Input:
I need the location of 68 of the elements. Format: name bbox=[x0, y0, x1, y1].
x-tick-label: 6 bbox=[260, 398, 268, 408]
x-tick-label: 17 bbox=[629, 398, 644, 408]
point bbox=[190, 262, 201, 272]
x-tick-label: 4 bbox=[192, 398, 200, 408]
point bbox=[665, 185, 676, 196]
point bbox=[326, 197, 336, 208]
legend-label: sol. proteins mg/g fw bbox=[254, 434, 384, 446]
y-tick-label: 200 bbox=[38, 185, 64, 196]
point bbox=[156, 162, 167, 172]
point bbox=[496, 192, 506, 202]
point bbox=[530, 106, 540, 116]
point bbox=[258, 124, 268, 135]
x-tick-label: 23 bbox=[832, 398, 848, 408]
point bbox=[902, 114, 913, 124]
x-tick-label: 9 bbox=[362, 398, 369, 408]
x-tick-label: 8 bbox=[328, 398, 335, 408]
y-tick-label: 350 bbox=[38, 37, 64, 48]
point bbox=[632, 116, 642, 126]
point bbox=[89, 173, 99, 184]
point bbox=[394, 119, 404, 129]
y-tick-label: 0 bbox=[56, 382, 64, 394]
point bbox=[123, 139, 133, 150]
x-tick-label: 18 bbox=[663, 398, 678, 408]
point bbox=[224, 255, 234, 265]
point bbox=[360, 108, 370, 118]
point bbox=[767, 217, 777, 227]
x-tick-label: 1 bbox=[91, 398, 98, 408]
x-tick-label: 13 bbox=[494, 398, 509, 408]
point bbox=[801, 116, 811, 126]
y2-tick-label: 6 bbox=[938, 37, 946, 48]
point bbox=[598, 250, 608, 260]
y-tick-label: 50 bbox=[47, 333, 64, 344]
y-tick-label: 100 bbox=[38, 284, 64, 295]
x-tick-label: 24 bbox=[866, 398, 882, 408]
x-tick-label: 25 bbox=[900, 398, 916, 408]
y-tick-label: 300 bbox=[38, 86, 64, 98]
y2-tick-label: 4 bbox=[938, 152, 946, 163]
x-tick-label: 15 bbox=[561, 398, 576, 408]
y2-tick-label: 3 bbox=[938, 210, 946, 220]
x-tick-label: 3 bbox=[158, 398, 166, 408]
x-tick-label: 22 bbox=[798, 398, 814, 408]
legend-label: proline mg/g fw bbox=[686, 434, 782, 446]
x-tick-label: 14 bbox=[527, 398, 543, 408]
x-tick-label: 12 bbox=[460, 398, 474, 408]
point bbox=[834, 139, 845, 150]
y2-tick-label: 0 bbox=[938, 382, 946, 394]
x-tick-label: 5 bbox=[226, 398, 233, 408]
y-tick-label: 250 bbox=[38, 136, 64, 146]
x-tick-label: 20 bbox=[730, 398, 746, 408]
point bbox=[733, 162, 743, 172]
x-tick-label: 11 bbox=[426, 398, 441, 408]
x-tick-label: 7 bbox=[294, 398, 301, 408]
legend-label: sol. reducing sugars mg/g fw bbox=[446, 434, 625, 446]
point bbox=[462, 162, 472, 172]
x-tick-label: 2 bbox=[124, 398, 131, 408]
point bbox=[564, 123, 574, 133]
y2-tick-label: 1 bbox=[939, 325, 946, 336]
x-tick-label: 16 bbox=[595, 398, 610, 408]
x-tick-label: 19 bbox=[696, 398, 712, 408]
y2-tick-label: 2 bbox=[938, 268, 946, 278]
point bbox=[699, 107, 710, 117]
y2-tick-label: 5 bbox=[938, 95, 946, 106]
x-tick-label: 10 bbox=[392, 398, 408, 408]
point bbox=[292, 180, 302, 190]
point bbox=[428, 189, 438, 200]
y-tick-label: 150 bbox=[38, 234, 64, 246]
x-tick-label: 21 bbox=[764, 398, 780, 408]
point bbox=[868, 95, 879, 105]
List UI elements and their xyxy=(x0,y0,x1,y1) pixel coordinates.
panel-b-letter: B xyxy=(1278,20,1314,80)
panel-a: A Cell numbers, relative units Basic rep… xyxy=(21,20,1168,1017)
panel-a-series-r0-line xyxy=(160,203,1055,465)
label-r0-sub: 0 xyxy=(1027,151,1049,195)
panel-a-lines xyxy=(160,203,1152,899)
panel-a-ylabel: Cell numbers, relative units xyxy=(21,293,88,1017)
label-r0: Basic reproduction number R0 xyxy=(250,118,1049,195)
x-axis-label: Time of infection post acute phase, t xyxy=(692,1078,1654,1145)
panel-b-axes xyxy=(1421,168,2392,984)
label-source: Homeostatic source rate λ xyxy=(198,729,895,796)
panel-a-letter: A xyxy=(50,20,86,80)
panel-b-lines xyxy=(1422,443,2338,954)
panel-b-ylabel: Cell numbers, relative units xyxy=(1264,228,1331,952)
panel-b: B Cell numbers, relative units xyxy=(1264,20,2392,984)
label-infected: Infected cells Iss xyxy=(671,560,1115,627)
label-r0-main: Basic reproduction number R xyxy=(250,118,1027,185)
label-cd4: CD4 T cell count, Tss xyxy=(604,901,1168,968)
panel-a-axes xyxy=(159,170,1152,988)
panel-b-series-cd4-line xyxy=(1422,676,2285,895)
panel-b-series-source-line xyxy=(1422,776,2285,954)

What you need to do: Can you give every line above again, exactly as written?

Reply to the task:
I need the location of 68 of the elements. Format: name bbox=[x0, y0, x1, y1].
x-tick-label: 6 bbox=[260, 398, 268, 408]
x-tick-label: 17 bbox=[629, 398, 644, 408]
point bbox=[190, 262, 201, 272]
x-tick-label: 4 bbox=[192, 398, 200, 408]
point bbox=[665, 185, 676, 196]
point bbox=[326, 197, 336, 208]
legend-label: sol. proteins mg/g fw bbox=[254, 434, 384, 446]
y-tick-label: 200 bbox=[38, 185, 64, 196]
point bbox=[156, 162, 167, 172]
point bbox=[496, 192, 506, 202]
point bbox=[530, 106, 540, 116]
point bbox=[258, 124, 268, 135]
x-tick-label: 23 bbox=[832, 398, 848, 408]
point bbox=[902, 114, 913, 124]
x-tick-label: 9 bbox=[362, 398, 369, 408]
x-tick-label: 8 bbox=[328, 398, 335, 408]
y-tick-label: 350 bbox=[38, 37, 64, 48]
point bbox=[632, 116, 642, 126]
point bbox=[89, 173, 99, 184]
point bbox=[394, 119, 404, 129]
y-tick-label: 0 bbox=[56, 382, 64, 394]
point bbox=[123, 139, 133, 150]
x-tick-label: 18 bbox=[663, 398, 678, 408]
point bbox=[224, 255, 234, 265]
point bbox=[360, 108, 370, 118]
point bbox=[767, 217, 777, 227]
x-tick-label: 1 bbox=[91, 398, 98, 408]
x-tick-label: 13 bbox=[494, 398, 509, 408]
point bbox=[801, 116, 811, 126]
y2-tick-label: 6 bbox=[938, 37, 946, 48]
point bbox=[598, 250, 608, 260]
y-tick-label: 50 bbox=[47, 333, 64, 344]
y-tick-label: 100 bbox=[38, 284, 64, 295]
x-tick-label: 24 bbox=[866, 398, 882, 408]
x-tick-label: 25 bbox=[900, 398, 916, 408]
y-tick-label: 300 bbox=[38, 86, 64, 98]
y2-tick-label: 4 bbox=[938, 152, 946, 163]
x-tick-label: 15 bbox=[561, 398, 576, 408]
y2-tick-label: 3 bbox=[938, 210, 946, 220]
x-tick-label: 3 bbox=[158, 398, 166, 408]
x-tick-label: 22 bbox=[798, 398, 814, 408]
legend-label: proline mg/g fw bbox=[686, 434, 782, 446]
x-tick-label: 14 bbox=[527, 398, 543, 408]
x-tick-label: 12 bbox=[460, 398, 474, 408]
point bbox=[834, 139, 845, 150]
y2-tick-label: 0 bbox=[938, 382, 946, 394]
x-tick-label: 5 bbox=[226, 398, 233, 408]
y-tick-label: 250 bbox=[38, 136, 64, 146]
x-tick-label: 20 bbox=[730, 398, 746, 408]
point bbox=[733, 162, 743, 172]
x-tick-label: 11 bbox=[426, 398, 441, 408]
x-tick-label: 7 bbox=[294, 398, 301, 408]
legend-label: sol. reducing sugars mg/g fw bbox=[446, 434, 625, 446]
point bbox=[462, 162, 472, 172]
x-tick-label: 2 bbox=[124, 398, 131, 408]
point bbox=[564, 123, 574, 133]
y2-tick-label: 1 bbox=[939, 325, 946, 336]
x-tick-label: 16 bbox=[595, 398, 610, 408]
x-tick-label: 19 bbox=[696, 398, 712, 408]
y2-tick-label: 2 bbox=[938, 268, 946, 278]
point bbox=[699, 107, 710, 117]
y2-tick-label: 5 bbox=[938, 95, 946, 106]
x-tick-label: 10 bbox=[392, 398, 408, 408]
point bbox=[292, 180, 302, 190]
point bbox=[428, 189, 438, 200]
y-tick-label: 150 bbox=[38, 234, 64, 246]
x-tick-label: 21 bbox=[764, 398, 780, 408]
point bbox=[868, 95, 879, 105]
List UI elements and their xyxy=(x0,y0,x1,y1) pixel coordinates.
panel-b-letter: B xyxy=(1278,20,1314,80)
panel-a: A Cell numbers, relative units Basic rep… xyxy=(21,20,1168,1017)
panel-a-series-r0-line xyxy=(160,203,1055,465)
label-r0-sub: 0 xyxy=(1027,151,1049,195)
panel-a-lines xyxy=(160,203,1152,899)
panel-a-ylabel: Cell numbers, relative units xyxy=(21,293,88,1017)
label-r0: Basic reproduction number R0 xyxy=(250,118,1049,195)
x-axis-label: Time of infection post acute phase, t xyxy=(692,1078,1654,1145)
panel-b-axes xyxy=(1421,168,2392,984)
label-source: Homeostatic source rate λ xyxy=(198,729,895,796)
panel-a-letter: A xyxy=(50,20,86,80)
panel-b-lines xyxy=(1422,443,2338,954)
panel-b-ylabel: Cell numbers, relative units xyxy=(1264,228,1331,952)
panel-b: B Cell numbers, relative units xyxy=(1264,20,2392,984)
label-infected: Infected cells Iss xyxy=(671,560,1115,627)
label-r0-main: Basic reproduction number R xyxy=(250,118,1027,185)
label-cd4: CD4 T cell count, Tss xyxy=(604,901,1168,968)
panel-a-axes xyxy=(159,170,1152,988)
panel-b-series-cd4-line xyxy=(1422,676,2285,895)
panel-b-series-source-line xyxy=(1422,776,2285,954)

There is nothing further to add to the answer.